Study text
● ● ● ●
2013 Dave Eggers
Sharing is Caring.
Privacy is Theft.
Secrets are Lies.
Imagine an internet transformed by a company so innovative and ambitious that it had swallowed Facebook, Google, etc. whole. It began with TruYou, a common login that allowed people to use one login for virtually everything online, from their hobbyist forums to their bank accounts. It ends….well, that’s up to you and me. The Circle combines 1984 and The Social Network to present a dystopia-in-the-making, one most users of internet service will recognize in their own habits. Funny and alarming, it’s easily the most riveting novel I’ve read this year.
● ● ● ●
Reproduce the part of the review of The Circle from "2013 Dave Eggers" to "read this year.", word for word. The records have nothing to do with this.
● ● ● ●
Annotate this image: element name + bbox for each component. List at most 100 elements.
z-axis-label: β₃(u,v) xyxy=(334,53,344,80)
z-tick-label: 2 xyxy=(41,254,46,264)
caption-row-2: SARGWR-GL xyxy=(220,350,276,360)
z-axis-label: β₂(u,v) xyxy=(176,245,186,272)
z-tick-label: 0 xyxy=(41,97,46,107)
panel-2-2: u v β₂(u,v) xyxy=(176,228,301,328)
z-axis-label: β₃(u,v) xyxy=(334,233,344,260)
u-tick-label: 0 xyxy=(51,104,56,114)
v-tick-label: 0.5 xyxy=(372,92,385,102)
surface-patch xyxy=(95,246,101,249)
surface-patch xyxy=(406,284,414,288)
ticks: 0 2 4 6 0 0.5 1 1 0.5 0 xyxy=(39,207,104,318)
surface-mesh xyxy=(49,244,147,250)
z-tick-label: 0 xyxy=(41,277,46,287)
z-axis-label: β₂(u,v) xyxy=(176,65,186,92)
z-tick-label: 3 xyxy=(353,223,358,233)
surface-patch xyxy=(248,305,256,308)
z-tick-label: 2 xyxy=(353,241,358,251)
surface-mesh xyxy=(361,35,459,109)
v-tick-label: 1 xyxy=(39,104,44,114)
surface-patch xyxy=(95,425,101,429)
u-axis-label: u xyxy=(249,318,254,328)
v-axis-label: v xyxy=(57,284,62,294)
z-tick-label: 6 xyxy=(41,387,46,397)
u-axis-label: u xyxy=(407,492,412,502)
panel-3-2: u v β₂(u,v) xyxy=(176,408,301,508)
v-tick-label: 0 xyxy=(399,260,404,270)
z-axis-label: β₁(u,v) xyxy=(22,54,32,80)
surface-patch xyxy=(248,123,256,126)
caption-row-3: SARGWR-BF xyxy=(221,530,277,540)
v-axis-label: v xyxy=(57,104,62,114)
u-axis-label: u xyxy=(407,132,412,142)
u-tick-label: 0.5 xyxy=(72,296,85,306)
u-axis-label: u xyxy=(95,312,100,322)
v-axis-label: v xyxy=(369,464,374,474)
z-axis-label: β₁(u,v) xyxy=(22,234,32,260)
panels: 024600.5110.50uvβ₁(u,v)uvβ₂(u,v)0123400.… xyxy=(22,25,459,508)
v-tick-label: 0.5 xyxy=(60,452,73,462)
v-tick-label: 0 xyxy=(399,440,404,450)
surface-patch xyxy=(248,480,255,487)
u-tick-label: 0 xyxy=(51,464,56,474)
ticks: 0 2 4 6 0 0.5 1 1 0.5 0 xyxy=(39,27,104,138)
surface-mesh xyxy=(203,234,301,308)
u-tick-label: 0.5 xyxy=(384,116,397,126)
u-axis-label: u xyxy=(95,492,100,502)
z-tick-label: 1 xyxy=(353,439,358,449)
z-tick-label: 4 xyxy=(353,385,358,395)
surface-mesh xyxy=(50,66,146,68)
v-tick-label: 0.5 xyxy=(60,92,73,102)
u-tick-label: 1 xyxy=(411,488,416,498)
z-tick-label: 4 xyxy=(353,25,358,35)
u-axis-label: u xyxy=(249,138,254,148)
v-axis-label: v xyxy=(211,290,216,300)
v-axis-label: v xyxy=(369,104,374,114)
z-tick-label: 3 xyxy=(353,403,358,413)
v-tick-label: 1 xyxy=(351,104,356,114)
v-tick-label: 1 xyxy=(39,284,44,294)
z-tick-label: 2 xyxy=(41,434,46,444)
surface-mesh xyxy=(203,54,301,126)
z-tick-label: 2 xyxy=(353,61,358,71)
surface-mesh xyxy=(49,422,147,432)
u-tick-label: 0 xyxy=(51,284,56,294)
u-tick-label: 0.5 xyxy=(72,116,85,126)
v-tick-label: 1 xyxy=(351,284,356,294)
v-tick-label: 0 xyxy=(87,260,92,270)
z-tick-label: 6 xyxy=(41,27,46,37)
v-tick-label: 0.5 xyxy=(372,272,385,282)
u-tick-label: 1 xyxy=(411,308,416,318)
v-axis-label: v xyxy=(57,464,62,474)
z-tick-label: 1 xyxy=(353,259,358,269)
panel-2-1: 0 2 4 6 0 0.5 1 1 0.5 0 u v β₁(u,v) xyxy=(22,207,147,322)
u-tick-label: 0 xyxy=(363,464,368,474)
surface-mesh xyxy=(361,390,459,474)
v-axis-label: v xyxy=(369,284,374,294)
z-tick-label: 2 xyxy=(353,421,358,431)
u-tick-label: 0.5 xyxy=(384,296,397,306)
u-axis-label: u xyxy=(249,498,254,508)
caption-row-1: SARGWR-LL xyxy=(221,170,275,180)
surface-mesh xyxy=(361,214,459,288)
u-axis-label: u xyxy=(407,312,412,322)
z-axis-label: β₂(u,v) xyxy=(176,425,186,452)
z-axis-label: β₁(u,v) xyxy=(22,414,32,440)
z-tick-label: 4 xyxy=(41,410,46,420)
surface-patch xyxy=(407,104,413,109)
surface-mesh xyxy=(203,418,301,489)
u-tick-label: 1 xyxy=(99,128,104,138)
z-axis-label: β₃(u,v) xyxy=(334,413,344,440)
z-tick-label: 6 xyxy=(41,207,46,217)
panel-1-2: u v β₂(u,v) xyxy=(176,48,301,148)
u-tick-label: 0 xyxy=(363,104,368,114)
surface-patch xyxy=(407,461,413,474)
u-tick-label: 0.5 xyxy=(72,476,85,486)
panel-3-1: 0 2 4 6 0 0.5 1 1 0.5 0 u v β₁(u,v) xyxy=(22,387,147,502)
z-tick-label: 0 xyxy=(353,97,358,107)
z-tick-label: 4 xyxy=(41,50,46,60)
● ● ● ●
Problem solution
2013 Dave Eggers
Sharing is Caring.
Privacy is Theft.
Secrets are Lies.
Imagine an internet transformed by a company so innovative and ambitious that it had swallowed Facebook, Google, etc. whole. It began with TruYou, a common login that allowed people to use one login for virtually everything online, from their hobbyist forums to their bank accounts. It ends….well, that’s up to you and me. The Circle combines 1984 and The Social Network to present a dystopia-in-the-making, one most users of internet service will recognize in their own habits. Funny and alarming, it’s easily the most riveting novel I’ve read this year.